» Input for this task
'''
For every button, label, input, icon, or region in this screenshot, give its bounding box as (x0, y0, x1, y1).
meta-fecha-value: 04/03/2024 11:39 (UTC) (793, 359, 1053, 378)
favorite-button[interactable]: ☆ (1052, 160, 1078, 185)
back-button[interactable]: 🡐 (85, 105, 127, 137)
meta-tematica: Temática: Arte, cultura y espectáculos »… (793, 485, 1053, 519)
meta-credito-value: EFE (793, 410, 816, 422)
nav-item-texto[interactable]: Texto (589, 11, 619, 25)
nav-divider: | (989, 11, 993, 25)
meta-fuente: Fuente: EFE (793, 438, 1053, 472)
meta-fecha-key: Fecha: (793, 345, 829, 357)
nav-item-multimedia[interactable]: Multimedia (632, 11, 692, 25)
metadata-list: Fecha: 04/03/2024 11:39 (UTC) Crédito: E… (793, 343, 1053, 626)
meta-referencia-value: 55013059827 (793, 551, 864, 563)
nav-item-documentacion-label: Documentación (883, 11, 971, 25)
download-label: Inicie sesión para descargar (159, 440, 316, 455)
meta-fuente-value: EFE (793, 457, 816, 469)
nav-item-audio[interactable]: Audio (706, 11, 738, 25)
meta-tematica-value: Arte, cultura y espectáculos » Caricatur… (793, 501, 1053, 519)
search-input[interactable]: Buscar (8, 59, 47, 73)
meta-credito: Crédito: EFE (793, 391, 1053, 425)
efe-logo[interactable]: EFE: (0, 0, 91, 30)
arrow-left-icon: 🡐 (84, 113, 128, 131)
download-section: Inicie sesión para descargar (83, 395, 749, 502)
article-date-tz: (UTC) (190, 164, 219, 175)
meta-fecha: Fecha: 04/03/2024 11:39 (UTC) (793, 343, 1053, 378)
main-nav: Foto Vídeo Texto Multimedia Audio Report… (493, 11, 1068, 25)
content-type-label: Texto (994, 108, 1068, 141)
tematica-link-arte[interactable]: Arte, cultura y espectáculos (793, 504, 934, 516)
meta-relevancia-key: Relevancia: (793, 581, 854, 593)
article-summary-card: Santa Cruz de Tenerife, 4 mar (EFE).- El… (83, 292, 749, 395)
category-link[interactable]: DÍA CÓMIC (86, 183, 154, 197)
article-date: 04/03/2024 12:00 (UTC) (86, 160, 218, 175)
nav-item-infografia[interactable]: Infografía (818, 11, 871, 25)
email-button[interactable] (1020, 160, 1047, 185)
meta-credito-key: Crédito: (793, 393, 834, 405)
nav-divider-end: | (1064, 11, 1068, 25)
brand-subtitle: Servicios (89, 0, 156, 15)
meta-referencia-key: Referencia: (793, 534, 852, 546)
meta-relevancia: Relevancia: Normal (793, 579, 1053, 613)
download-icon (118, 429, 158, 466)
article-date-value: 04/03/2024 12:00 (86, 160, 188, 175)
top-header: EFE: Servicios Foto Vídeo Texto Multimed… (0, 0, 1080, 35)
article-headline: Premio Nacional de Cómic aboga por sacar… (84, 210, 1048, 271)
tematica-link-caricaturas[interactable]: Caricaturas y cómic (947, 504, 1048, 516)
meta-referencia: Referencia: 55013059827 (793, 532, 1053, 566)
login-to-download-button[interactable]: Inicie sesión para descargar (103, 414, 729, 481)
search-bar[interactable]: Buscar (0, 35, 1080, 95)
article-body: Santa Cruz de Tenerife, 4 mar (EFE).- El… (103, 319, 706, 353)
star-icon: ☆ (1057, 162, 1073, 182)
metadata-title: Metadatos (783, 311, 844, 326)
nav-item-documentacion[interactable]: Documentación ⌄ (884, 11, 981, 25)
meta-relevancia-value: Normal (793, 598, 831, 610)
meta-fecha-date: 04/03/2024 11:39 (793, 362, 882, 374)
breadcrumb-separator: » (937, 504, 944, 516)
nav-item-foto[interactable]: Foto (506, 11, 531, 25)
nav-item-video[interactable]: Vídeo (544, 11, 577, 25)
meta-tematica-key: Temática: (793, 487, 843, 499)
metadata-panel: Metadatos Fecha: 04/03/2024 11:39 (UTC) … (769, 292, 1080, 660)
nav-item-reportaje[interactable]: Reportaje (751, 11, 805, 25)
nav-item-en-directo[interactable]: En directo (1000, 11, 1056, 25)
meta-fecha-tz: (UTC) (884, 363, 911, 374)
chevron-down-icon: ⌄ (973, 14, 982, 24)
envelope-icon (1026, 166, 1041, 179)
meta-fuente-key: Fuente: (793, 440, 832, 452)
'''
» The task
Count the lines of the records that contain the string "Documentación" and report only that number.

» Finished task
2